_Exercise:_ Copy out each line of the material below that holds the string "Insertion".

(Extracted data entries)
..........
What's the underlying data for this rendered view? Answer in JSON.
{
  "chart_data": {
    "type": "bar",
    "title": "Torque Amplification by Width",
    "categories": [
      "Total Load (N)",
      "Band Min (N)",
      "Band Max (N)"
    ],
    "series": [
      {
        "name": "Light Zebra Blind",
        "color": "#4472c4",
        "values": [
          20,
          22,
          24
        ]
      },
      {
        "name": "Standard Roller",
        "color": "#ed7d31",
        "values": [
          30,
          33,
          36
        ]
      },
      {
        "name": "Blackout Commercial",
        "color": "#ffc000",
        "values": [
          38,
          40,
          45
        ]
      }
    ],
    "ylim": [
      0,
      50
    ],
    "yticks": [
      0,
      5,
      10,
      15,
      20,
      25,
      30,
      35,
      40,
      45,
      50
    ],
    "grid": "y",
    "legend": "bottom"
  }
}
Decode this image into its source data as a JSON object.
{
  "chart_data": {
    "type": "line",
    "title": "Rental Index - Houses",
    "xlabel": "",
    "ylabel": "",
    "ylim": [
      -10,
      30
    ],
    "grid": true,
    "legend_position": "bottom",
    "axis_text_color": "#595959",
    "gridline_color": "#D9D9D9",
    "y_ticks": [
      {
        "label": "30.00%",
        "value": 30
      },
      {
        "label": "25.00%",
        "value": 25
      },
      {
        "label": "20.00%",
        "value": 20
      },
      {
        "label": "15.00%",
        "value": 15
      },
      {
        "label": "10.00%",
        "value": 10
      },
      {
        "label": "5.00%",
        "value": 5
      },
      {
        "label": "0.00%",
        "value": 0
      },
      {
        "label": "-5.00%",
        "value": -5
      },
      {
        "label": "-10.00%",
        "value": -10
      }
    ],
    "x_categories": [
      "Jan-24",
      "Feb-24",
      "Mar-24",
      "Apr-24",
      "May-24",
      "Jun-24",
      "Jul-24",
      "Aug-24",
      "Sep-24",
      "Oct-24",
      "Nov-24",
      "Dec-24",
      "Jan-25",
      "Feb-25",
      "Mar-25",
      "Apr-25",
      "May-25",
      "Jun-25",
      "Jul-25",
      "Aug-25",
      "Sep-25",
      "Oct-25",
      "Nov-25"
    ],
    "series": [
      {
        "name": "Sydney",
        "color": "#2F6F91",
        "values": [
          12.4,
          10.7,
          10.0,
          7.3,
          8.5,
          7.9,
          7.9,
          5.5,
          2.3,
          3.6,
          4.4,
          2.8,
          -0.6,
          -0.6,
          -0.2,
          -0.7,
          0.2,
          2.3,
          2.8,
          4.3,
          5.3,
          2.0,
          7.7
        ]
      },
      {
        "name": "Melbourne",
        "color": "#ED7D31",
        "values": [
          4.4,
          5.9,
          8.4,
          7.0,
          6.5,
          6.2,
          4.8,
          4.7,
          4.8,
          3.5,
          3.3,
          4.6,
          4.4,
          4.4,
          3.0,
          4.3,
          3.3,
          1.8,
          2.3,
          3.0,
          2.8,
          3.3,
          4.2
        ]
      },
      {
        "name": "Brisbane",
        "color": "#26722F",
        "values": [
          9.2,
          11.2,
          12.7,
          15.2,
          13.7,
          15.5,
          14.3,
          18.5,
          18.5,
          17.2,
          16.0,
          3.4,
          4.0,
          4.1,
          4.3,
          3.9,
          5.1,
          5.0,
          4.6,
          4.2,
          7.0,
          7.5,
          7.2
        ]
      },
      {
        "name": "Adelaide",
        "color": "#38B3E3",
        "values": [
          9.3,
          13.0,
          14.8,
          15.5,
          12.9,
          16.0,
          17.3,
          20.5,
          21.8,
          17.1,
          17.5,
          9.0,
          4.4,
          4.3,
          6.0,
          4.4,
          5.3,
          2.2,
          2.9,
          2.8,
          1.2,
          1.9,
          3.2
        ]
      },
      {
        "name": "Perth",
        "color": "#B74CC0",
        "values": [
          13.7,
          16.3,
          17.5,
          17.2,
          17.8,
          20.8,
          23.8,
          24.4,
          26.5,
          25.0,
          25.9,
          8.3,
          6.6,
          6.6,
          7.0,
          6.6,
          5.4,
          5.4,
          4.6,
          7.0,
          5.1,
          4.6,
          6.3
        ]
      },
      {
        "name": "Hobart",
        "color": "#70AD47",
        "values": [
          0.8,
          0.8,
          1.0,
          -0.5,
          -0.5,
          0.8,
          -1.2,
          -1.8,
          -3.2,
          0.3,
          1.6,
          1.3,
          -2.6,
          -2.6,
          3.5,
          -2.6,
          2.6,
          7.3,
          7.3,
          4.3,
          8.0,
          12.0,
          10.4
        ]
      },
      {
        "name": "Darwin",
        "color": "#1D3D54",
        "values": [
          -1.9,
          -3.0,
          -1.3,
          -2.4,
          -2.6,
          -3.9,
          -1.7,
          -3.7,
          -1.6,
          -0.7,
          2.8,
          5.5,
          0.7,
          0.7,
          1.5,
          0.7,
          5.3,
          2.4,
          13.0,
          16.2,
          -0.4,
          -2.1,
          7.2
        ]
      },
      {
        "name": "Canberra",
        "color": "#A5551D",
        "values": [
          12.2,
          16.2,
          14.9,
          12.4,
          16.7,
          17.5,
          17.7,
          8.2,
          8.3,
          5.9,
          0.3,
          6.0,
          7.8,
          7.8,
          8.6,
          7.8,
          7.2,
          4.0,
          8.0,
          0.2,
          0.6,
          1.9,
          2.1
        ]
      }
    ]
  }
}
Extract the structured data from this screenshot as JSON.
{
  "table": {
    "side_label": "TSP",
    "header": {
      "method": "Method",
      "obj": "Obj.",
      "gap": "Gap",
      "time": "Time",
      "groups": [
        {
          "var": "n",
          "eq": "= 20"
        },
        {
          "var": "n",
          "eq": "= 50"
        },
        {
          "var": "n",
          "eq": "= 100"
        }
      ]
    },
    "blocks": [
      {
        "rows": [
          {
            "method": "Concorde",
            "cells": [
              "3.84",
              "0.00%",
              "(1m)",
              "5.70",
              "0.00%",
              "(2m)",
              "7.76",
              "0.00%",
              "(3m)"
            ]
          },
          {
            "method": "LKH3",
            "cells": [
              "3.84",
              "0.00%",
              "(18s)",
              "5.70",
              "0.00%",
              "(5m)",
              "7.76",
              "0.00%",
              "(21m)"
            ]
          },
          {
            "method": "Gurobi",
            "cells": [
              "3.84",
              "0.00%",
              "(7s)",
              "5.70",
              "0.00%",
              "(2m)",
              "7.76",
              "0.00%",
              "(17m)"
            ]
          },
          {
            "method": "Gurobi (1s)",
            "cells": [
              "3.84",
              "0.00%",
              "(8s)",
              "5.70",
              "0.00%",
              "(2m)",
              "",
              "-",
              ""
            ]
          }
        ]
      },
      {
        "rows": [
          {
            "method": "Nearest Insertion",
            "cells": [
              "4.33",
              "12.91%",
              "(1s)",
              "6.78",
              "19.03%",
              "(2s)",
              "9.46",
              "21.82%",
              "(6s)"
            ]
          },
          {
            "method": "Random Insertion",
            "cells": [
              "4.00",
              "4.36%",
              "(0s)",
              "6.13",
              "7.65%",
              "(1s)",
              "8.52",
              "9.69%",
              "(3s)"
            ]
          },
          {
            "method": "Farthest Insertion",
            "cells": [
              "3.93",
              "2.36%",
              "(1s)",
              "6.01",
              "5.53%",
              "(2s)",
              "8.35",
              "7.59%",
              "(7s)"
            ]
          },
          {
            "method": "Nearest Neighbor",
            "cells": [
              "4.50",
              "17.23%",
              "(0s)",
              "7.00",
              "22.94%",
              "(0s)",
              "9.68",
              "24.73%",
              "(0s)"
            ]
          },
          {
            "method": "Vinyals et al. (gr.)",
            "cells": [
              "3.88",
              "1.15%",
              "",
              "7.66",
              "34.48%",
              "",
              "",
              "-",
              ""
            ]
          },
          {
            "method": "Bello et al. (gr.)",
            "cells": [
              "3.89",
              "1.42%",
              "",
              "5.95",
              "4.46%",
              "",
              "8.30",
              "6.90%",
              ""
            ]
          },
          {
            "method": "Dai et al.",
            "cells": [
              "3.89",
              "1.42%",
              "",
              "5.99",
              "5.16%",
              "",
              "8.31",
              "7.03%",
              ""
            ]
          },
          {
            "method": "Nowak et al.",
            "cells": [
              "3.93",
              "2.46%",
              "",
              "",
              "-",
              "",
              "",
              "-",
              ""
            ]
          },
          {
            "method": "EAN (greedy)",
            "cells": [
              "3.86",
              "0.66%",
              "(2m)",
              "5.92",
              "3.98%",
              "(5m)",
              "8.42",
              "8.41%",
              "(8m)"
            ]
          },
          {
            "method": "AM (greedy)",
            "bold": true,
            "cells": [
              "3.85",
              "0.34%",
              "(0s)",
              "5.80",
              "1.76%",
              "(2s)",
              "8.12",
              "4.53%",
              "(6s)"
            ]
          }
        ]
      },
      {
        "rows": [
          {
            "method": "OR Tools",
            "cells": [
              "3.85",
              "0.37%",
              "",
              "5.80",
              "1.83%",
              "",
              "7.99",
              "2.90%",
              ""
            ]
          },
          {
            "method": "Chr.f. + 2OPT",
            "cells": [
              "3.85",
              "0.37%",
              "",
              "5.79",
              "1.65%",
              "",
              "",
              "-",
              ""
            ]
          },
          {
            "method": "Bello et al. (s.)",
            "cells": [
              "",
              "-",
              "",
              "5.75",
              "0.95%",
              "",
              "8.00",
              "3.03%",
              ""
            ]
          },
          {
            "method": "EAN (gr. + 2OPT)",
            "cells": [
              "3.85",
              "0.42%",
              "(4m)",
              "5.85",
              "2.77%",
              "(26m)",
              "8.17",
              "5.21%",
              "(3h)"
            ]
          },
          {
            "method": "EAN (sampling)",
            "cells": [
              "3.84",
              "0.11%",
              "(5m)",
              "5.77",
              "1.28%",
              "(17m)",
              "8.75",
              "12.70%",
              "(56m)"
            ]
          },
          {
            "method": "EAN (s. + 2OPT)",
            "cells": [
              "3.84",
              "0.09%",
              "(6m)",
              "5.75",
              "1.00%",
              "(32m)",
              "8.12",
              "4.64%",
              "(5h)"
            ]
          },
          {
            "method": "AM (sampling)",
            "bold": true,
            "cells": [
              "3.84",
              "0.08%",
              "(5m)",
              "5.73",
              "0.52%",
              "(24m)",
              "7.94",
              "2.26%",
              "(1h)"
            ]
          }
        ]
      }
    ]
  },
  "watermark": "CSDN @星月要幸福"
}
..........
_Written response:_
            "method": "Nearest Insertion",
            "method": "Random Insertion",
            "method": "Farthest Insertion",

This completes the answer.